### EXTRACT
......
Tag Archives: Robin Williams

No Choice

My head has been in weird place this past week. I have a lot in front of me and a lot behind me.

Being both bipolar 1 and also being a child survivor of suicide, Robin Williams’ death sent me spiraling downward at a time when I am trying to spiral upward. I feel empathy for the pain he has suffered and for his family. I can also understand why some people (survivors mostly) feel it was a selfish act, but what they don’t understand is that it is a selfless act in the mind of the victim. I say victim because the chemical imbalance in the brain that darkens the world and slows then stops time chooses its prey, they don’t choose death.

That is the one most vital thing people have to come to understand and the least understandable.

This is not sadness, but it is a sad situation. Depression is called depression for a reason.

Your metabolism slows to the point of not feeling hungry…ever. Or thirsty…ever.

Your thought processes slow to the point that your mind begins to formulate a thought and hours later, after distorted thoughts have come and gone, your mind finishes it.

You don’t know what happened in between. Worse than a drunk in a blackout, you function, but you are not conscious of it.

In the worst of it, your motor functions are crippled. You literally begin to move in slow motion. It’s called psychomotor retardation, and it’s not one day…or two or three, but every day for weeks, months and years.
......
### TRY IT
Please answer from the post on depression: what name does it give to the slowing of motor functions until you move in slow motion?

### PROVIDED MATERIAL
......
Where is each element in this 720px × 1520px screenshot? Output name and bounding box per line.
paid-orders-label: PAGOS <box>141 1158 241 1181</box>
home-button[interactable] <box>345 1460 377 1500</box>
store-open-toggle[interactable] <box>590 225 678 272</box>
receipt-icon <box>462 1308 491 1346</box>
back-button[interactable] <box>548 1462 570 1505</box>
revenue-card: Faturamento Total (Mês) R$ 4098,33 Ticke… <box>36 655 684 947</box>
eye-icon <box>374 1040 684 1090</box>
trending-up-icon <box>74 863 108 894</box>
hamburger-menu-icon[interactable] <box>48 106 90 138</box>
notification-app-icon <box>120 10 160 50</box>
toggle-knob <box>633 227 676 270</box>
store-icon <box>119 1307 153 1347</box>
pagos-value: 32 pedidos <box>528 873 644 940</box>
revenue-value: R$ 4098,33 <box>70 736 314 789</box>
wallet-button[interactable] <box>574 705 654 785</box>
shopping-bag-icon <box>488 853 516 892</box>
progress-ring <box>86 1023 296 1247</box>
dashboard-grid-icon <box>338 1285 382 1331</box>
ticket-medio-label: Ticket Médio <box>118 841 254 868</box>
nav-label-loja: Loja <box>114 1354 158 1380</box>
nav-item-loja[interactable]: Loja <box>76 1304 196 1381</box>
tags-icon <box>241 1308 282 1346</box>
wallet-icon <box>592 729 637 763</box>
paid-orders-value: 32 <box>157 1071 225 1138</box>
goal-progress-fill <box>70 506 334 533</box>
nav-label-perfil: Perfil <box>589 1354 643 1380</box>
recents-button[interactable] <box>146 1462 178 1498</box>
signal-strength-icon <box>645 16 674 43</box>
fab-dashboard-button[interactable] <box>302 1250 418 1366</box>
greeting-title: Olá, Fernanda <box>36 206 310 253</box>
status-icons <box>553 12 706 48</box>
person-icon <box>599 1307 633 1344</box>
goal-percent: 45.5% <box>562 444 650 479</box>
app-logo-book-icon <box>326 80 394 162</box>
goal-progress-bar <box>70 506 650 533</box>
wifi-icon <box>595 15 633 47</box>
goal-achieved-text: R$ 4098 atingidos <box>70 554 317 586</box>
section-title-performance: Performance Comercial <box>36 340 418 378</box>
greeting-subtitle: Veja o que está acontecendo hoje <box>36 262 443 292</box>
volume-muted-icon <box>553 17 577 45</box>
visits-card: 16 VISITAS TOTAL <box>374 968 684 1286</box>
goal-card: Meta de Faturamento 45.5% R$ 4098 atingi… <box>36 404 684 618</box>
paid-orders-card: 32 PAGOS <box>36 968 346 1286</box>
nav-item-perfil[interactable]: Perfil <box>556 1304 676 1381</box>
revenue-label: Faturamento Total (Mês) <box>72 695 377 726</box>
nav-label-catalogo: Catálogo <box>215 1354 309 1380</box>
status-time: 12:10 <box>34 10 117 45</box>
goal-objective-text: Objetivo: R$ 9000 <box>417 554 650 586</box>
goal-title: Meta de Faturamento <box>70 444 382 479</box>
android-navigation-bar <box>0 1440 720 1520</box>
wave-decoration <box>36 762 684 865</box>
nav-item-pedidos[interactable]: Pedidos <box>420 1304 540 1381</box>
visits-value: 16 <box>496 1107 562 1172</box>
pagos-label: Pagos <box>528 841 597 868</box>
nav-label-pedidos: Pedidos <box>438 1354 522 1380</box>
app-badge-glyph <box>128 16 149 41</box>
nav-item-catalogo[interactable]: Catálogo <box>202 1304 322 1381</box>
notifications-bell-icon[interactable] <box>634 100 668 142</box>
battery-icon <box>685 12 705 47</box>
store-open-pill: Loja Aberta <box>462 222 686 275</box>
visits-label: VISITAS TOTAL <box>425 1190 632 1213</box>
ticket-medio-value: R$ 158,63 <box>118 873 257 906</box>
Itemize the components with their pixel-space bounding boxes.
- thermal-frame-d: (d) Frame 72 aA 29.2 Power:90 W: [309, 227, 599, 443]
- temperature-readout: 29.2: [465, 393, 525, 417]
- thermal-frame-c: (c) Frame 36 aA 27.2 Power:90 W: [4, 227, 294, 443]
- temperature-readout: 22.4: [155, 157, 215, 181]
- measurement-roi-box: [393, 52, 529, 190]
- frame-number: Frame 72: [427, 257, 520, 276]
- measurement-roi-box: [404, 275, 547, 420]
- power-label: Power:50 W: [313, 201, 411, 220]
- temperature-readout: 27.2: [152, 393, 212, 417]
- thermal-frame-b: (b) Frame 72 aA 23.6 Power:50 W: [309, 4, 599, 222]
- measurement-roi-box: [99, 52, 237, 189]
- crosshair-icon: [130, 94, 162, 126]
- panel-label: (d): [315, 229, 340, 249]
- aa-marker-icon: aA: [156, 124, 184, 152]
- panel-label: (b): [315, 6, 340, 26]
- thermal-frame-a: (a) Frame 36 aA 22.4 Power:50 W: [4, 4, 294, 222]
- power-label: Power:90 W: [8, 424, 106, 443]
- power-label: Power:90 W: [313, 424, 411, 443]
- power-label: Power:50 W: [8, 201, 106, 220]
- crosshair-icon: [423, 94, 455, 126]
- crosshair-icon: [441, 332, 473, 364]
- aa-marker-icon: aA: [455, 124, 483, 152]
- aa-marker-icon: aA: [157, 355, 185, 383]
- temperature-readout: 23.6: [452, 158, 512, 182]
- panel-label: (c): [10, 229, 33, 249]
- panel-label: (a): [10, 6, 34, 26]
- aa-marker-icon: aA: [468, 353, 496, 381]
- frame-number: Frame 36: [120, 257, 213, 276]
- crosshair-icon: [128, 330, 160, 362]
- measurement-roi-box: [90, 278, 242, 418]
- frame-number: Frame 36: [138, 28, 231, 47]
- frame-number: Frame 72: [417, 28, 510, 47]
......
### EXERCISE ANSWER
Psychomotor retardation.